_Your objective_
Repeat the material below exactly, with no pictures.

Dataset records
★ ★ ★
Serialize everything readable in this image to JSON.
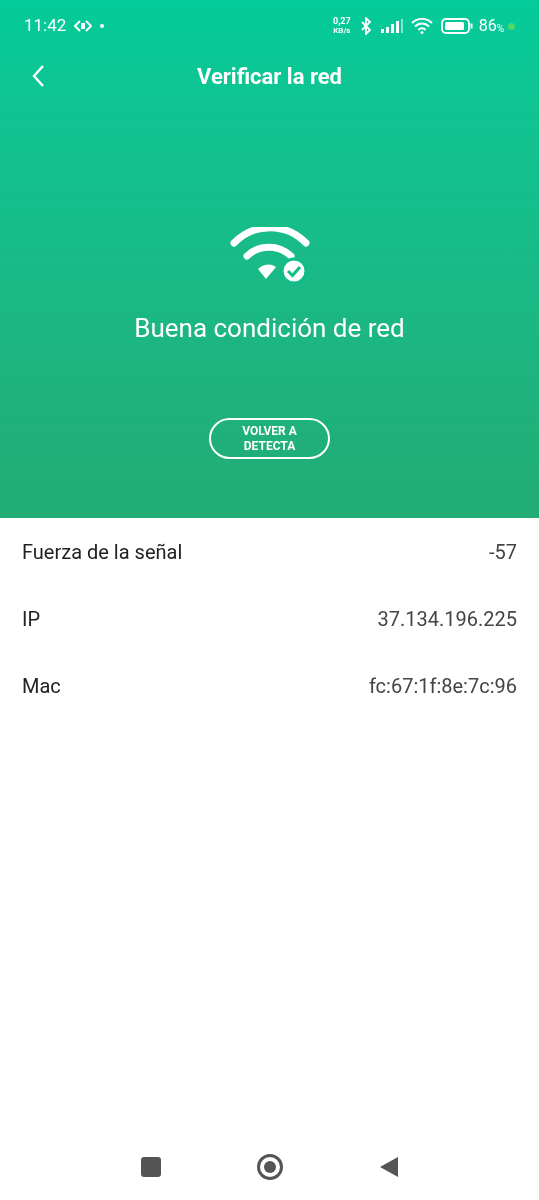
{
  "status_bar": {
    "time": "11:42",
    "speed_value": "0,27",
    "speed_unit": "KB/s",
    "battery_percent": "86",
    "percent_sign": "%"
  },
  "header": {
    "title": "Verificar la red"
  },
  "status": {
    "message": "Buena condición de red",
    "button": "VOLVER A DETECTA"
  },
  "details": [
    {
      "label": "Fuerza de la señal",
      "value": "-57"
    },
    {
      "label": "IP",
      "value": "37.134.196.225"
    },
    {
      "label": "Mac",
      "value": "fc:67:1f:8e:7c:96"
    }
  ]
}
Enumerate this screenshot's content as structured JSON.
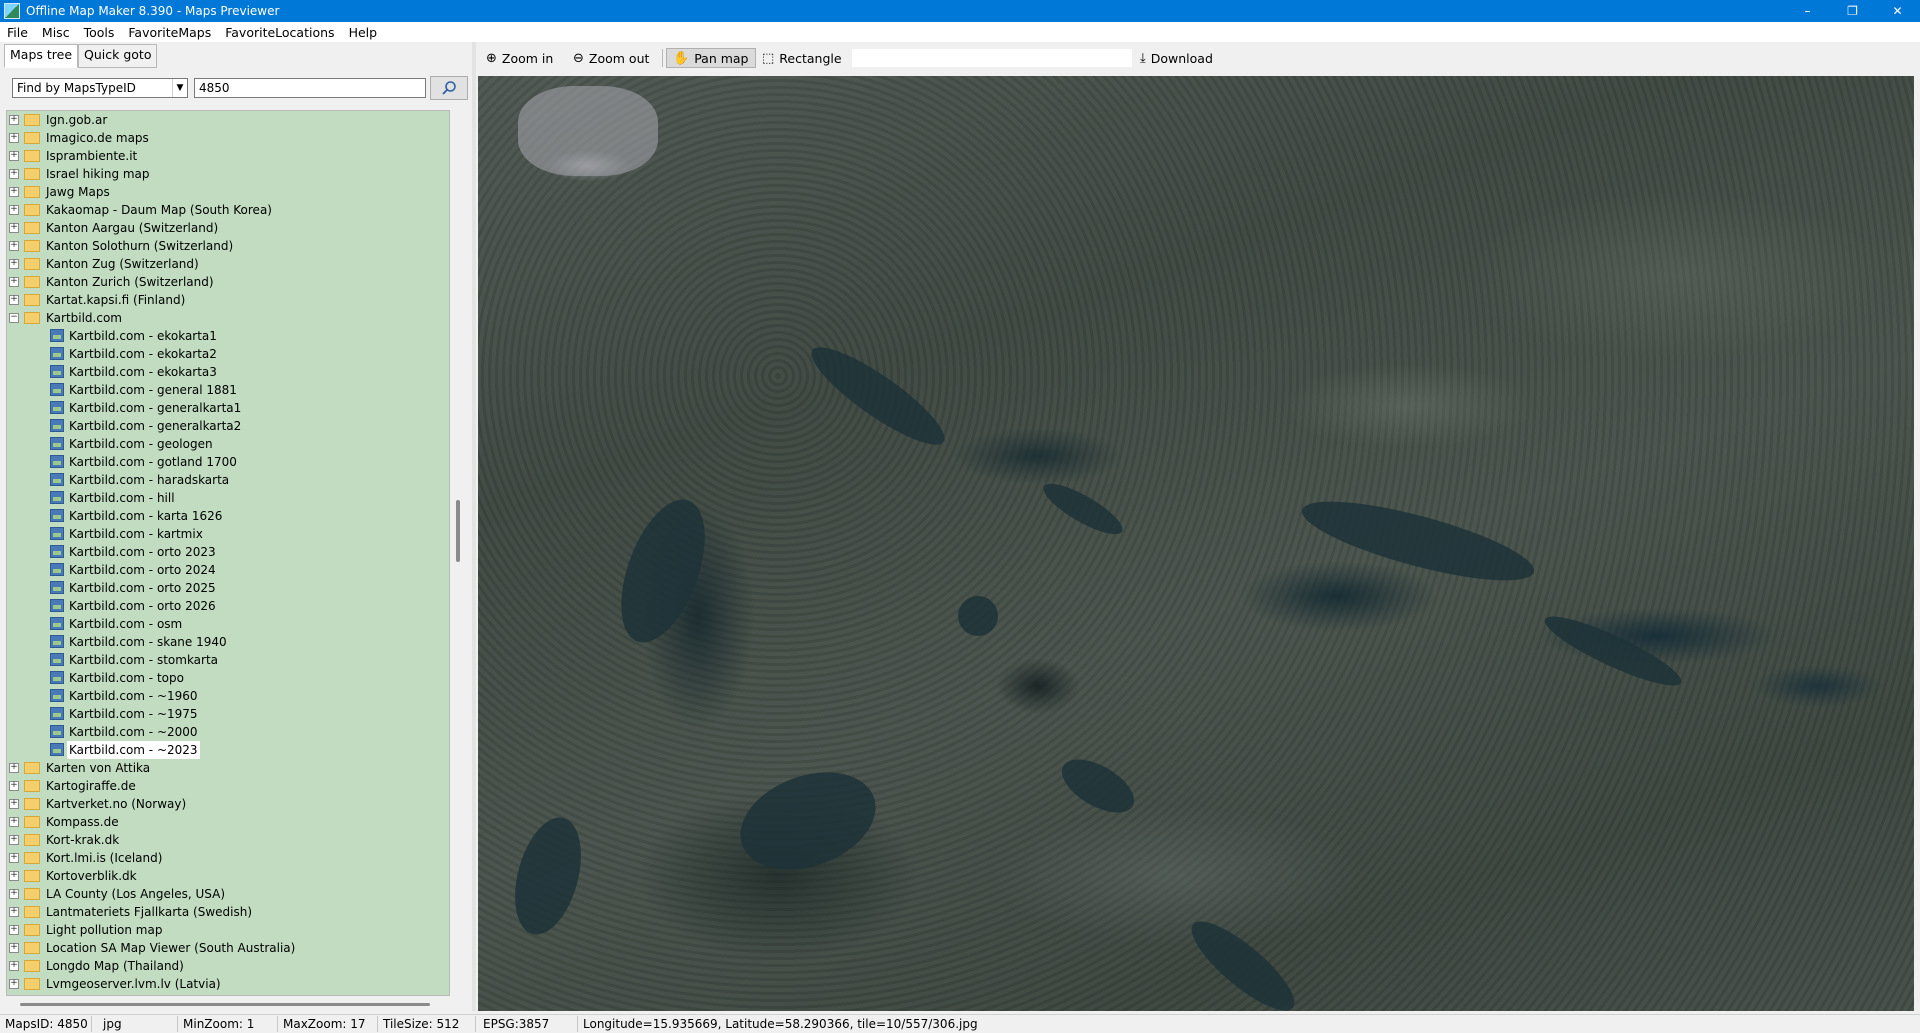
★ ★ ★
_Answer to this exercise_
Serialize everything readable in this image to JSON.
{
  "status_bar": {
    "time": "11:42",
    "speed_value": "0,27",
    "speed_unit": "KB/s",
    "battery_percent": "86",
    "percent_sign": "%"
  },
  "header": {
    "title": "Verificar la red"
  },
  "status": {
    "message": "Buena condición de red",
    "button": "VOLVER A DETECTA"
  },
  "details": [
    {
      "label": "Fuerza de la señal",
      "value": "-57"
    },
    {
      "label": "IP",
      "value": "37.134.196.225"
    },
    {
      "label": "Mac",
      "value": "fc:67:1f:8e:7c:96"
    }
  ]
}
Enumerate this screenshot's content as structured JSON.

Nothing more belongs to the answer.